Figure contents as structured data:
****
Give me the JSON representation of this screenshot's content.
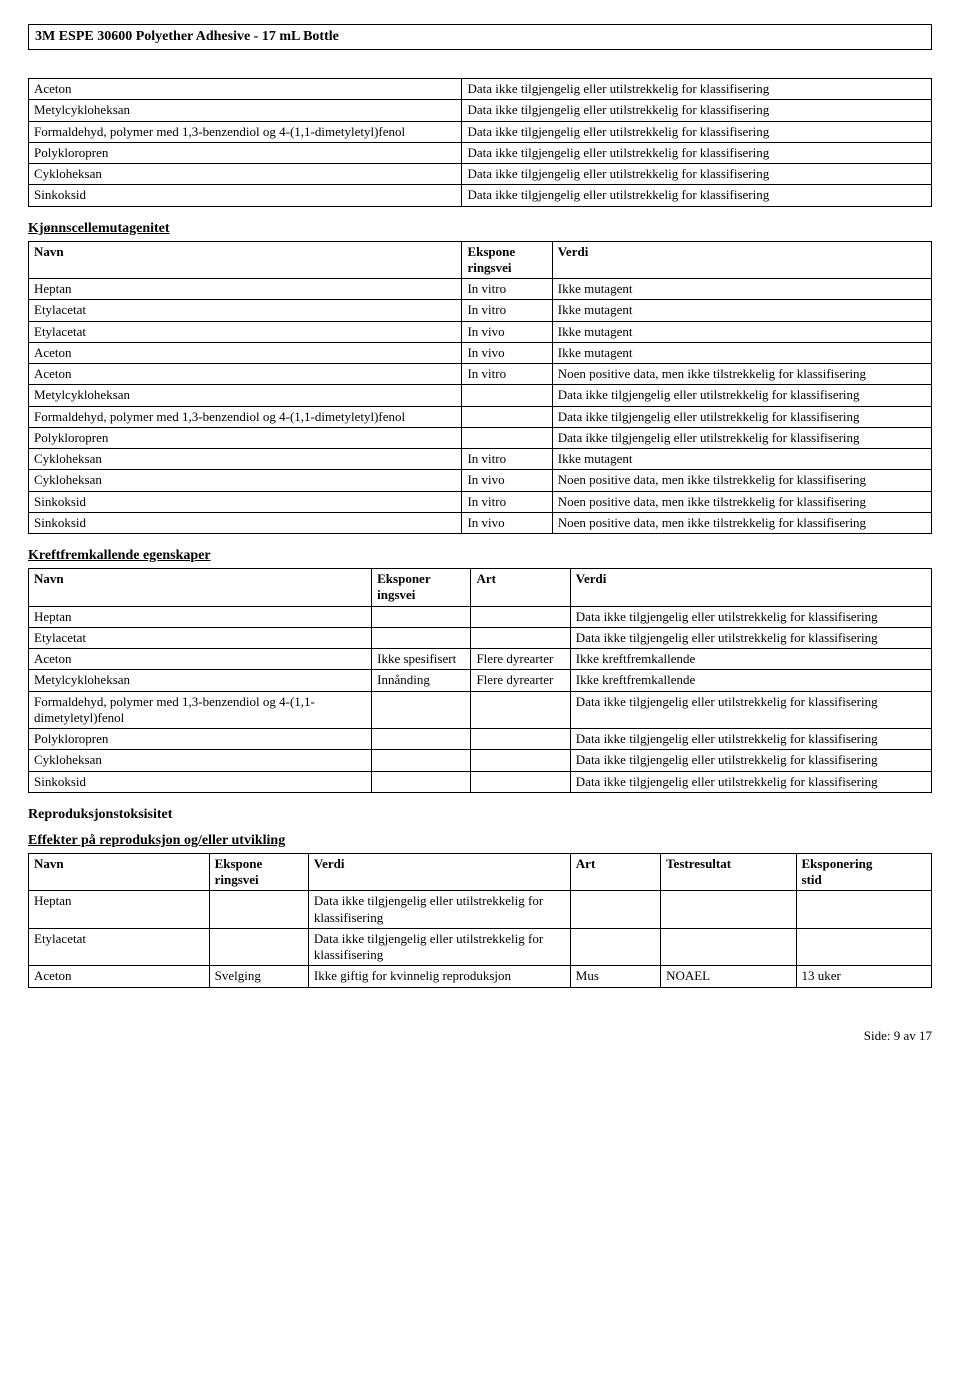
{
  "header_title": "3M ESPE 30600 Polyether Adhesive - 17 mL Bottle",
  "strings": {
    "na": "Data ikke tilgjengelig eller utilstrekkelig for klassifisering",
    "na_linebreak": "Data ikke tilgjengelig eller utilstrekkelig for klassifisering",
    "not_mutagenic": "Ikke mutagent",
    "some_positive": "Noen positive data, men ikke tilstrekkelig for klassifisering",
    "not_carcinogenic": "Ikke kreftfremkallende"
  },
  "table1": {
    "rows": [
      [
        "Aceton",
        "Data ikke tilgjengelig eller utilstrekkelig for klassifisering"
      ],
      [
        "Metylcykloheksan",
        "Data ikke tilgjengelig eller utilstrekkelig for klassifisering"
      ],
      [
        "Formaldehyd, polymer med 1,3-benzendiol og 4-(1,1-dimetyletyl)fenol",
        "Data ikke tilgjengelig eller utilstrekkelig for klassifisering"
      ],
      [
        "Polykloropren",
        "Data ikke tilgjengelig eller utilstrekkelig for klassifisering"
      ],
      [
        "Cykloheksan",
        "Data ikke tilgjengelig eller utilstrekkelig for klassifisering"
      ],
      [
        "Sinkoksid",
        "Data ikke tilgjengelig eller utilstrekkelig for klassifisering"
      ]
    ]
  },
  "section2": {
    "title": "Kjønnscellemutagenitet",
    "headers": [
      "Navn",
      "Eksponeringsvei",
      "Verdi"
    ],
    "rows": [
      [
        "Heptan",
        "In vitro",
        "Ikke mutagent"
      ],
      [
        "Etylacetat",
        "In vitro",
        "Ikke mutagent"
      ],
      [
        "Etylacetat",
        "In vivo",
        "Ikke mutagent"
      ],
      [
        "Aceton",
        "In vivo",
        "Ikke mutagent"
      ],
      [
        "Aceton",
        "In vitro",
        "Noen positive data, men ikke tilstrekkelig for klassifisering"
      ],
      [
        "Metylcykloheksan",
        "",
        "Data ikke tilgjengelig eller utilstrekkelig for klassifisering"
      ],
      [
        "Formaldehyd, polymer med 1,3-benzendiol og 4-(1,1-dimetyletyl)fenol",
        "",
        "Data ikke tilgjengelig eller utilstrekkelig for klassifisering"
      ],
      [
        "Polykloropren",
        "",
        "Data ikke tilgjengelig eller utilstrekkelig for klassifisering"
      ],
      [
        "Cykloheksan",
        "In vitro",
        "Ikke mutagent"
      ],
      [
        "Cykloheksan",
        "In vivo",
        "Noen positive data, men ikke tilstrekkelig for klassifisering"
      ],
      [
        "Sinkoksid",
        "In vitro",
        "Noen positive data, men ikke tilstrekkelig for klassifisering"
      ],
      [
        "Sinkoksid",
        "In vivo",
        "Noen positive data, men ikke tilstrekkelig for klassifisering"
      ]
    ]
  },
  "section3": {
    "title": "Kreftfremkallende egenskaper",
    "headers": [
      "Navn",
      "Eksponeringsvei",
      "Art",
      "Verdi"
    ],
    "rows": [
      [
        "Heptan",
        "",
        "",
        "Data ikke tilgjengelig eller utilstrekkelig for klassifisering"
      ],
      [
        "Etylacetat",
        "",
        "",
        "Data ikke tilgjengelig eller utilstrekkelig for klassifisering"
      ],
      [
        "Aceton",
        "Ikke spesifisert",
        "Flere dyrearter",
        "Ikke kreftfremkallende"
      ],
      [
        "Metylcykloheksan",
        "Innånding",
        "Flere dyrearter",
        "Ikke kreftfremkallende"
      ],
      [
        "Formaldehyd, polymer med 1,3-benzendiol og 4-(1,1-dimetyletyl)fenol",
        "",
        "",
        "Data ikke tilgjengelig eller utilstrekkelig for klassifisering"
      ],
      [
        "Polykloropren",
        "",
        "",
        "Data ikke tilgjengelig eller utilstrekkelig for klassifisering"
      ],
      [
        "Cykloheksan",
        "",
        "",
        "Data ikke tilgjengelig eller utilstrekkelig for klassifisering"
      ],
      [
        "Sinkoksid",
        "",
        "",
        "Data ikke tilgjengelig eller utilstrekkelig for klassifisering"
      ]
    ]
  },
  "section4": {
    "title": "Reproduksjonstoksisitet"
  },
  "section5": {
    "title": "Effekter på reproduksjon og/eller utvikling",
    "headers": [
      "Navn",
      "Eksponeringsvei",
      "Verdi",
      "Art",
      "Testresultat",
      "Eksponeringstid"
    ],
    "rows": [
      [
        "Heptan",
        "",
        "Data ikke tilgjengelig eller utilstrekkelig for klassifisering",
        "",
        "",
        ""
      ],
      [
        "Etylacetat",
        "",
        "Data ikke tilgjengelig eller utilstrekkelig for klassifisering",
        "",
        "",
        ""
      ],
      [
        "Aceton",
        "Svelging",
        "Ikke giftig for kvinnelig reproduksjon",
        "Mus",
        "NOAEL",
        "13 uker"
      ]
    ]
  },
  "footer": "Side: 9 av  17",
  "layout": {
    "col_widths_t1": [
      "48%",
      "52%"
    ],
    "col_widths_t2": [
      "48%",
      "10%",
      "42%"
    ],
    "col_widths_t3": [
      "38%",
      "11%",
      "11%",
      "40%"
    ],
    "col_widths_t4": [
      "20%",
      "11%",
      "29%",
      "10%",
      "15%",
      "15%"
    ]
  }
}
****
→ **What to do**
Each record above should come back exactly the same, only without its pictures.

→ **Full answer**
Give me the JSON representation of this screenshot's content.
{
  "header_title": "3M ESPE 30600 Polyether Adhesive - 17 mL Bottle",
  "strings": {
    "na": "Data ikke tilgjengelig eller utilstrekkelig for klassifisering",
    "na_linebreak": "Data ikke tilgjengelig eller utilstrekkelig for klassifisering",
    "not_mutagenic": "Ikke mutagent",
    "some_positive": "Noen positive data, men ikke tilstrekkelig for klassifisering",
    "not_carcinogenic": "Ikke kreftfremkallende"
  },
  "table1": {
    "rows": [
      [
        "Aceton",
        "Data ikke tilgjengelig eller utilstrekkelig for klassifisering"
      ],
      [
        "Metylcykloheksan",
        "Data ikke tilgjengelig eller utilstrekkelig for klassifisering"
      ],
      [
        "Formaldehyd, polymer med 1,3-benzendiol og 4-(1,1-dimetyletyl)fenol",
        "Data ikke tilgjengelig eller utilstrekkelig for klassifisering"
      ],
      [
        "Polykloropren",
        "Data ikke tilgjengelig eller utilstrekkelig for klassifisering"
      ],
      [
        "Cykloheksan",
        "Data ikke tilgjengelig eller utilstrekkelig for klassifisering"
      ],
      [
        "Sinkoksid",
        "Data ikke tilgjengelig eller utilstrekkelig for klassifisering"
      ]
    ]
  },
  "section2": {
    "title": "Kjønnscellemutagenitet",
    "headers": [
      "Navn",
      "Eksponeringsvei",
      "Verdi"
    ],
    "rows": [
      [
        "Heptan",
        "In vitro",
        "Ikke mutagent"
      ],
      [
        "Etylacetat",
        "In vitro",
        "Ikke mutagent"
      ],
      [
        "Etylacetat",
        "In vivo",
        "Ikke mutagent"
      ],
      [
        "Aceton",
        "In vivo",
        "Ikke mutagent"
      ],
      [
        "Aceton",
        "In vitro",
        "Noen positive data, men ikke tilstrekkelig for klassifisering"
      ],
      [
        "Metylcykloheksan",
        "",
        "Data ikke tilgjengelig eller utilstrekkelig for klassifisering"
      ],
      [
        "Formaldehyd, polymer med 1,3-benzendiol og 4-(1,1-dimetyletyl)fenol",
        "",
        "Data ikke tilgjengelig eller utilstrekkelig for klassifisering"
      ],
      [
        "Polykloropren",
        "",
        "Data ikke tilgjengelig eller utilstrekkelig for klassifisering"
      ],
      [
        "Cykloheksan",
        "In vitro",
        "Ikke mutagent"
      ],
      [
        "Cykloheksan",
        "In vivo",
        "Noen positive data, men ikke tilstrekkelig for klassifisering"
      ],
      [
        "Sinkoksid",
        "In vitro",
        "Noen positive data, men ikke tilstrekkelig for klassifisering"
      ],
      [
        "Sinkoksid",
        "In vivo",
        "Noen positive data, men ikke tilstrekkelig for klassifisering"
      ]
    ]
  },
  "section3": {
    "title": "Kreftfremkallende egenskaper",
    "headers": [
      "Navn",
      "Eksponeringsvei",
      "Art",
      "Verdi"
    ],
    "rows": [
      [
        "Heptan",
        "",
        "",
        "Data ikke tilgjengelig eller utilstrekkelig for klassifisering"
      ],
      [
        "Etylacetat",
        "",
        "",
        "Data ikke tilgjengelig eller utilstrekkelig for klassifisering"
      ],
      [
        "Aceton",
        "Ikke spesifisert",
        "Flere dyrearter",
        "Ikke kreftfremkallende"
      ],
      [
        "Metylcykloheksan",
        "Innånding",
        "Flere dyrearter",
        "Ikke kreftfremkallende"
      ],
      [
        "Formaldehyd, polymer med 1,3-benzendiol og 4-(1,1-dimetyletyl)fenol",
        "",
        "",
        "Data ikke tilgjengelig eller utilstrekkelig for klassifisering"
      ],
      [
        "Polykloropren",
        "",
        "",
        "Data ikke tilgjengelig eller utilstrekkelig for klassifisering"
      ],
      [
        "Cykloheksan",
        "",
        "",
        "Data ikke tilgjengelig eller utilstrekkelig for klassifisering"
      ],
      [
        "Sinkoksid",
        "",
        "",
        "Data ikke tilgjengelig eller utilstrekkelig for klassifisering"
      ]
    ]
  },
  "section4": {
    "title": "Reproduksjonstoksisitet"
  },
  "section5": {
    "title": "Effekter på reproduksjon og/eller utvikling",
    "headers": [
      "Navn",
      "Eksponeringsvei",
      "Verdi",
      "Art",
      "Testresultat",
      "Eksponeringstid"
    ],
    "rows": [
      [
        "Heptan",
        "",
        "Data ikke tilgjengelig eller utilstrekkelig for klassifisering",
        "",
        "",
        ""
      ],
      [
        "Etylacetat",
        "",
        "Data ikke tilgjengelig eller utilstrekkelig for klassifisering",
        "",
        "",
        ""
      ],
      [
        "Aceton",
        "Svelging",
        "Ikke giftig for kvinnelig reproduksjon",
        "Mus",
        "NOAEL",
        "13 uker"
      ]
    ]
  },
  "footer": "Side: 9 av  17",
  "layout": {
    "col_widths_t1": [
      "48%",
      "52%"
    ],
    "col_widths_t2": [
      "48%",
      "10%",
      "42%"
    ],
    "col_widths_t3": [
      "38%",
      "11%",
      "11%",
      "40%"
    ],
    "col_widths_t4": [
      "20%",
      "11%",
      "29%",
      "10%",
      "15%",
      "15%"
    ]
  }
}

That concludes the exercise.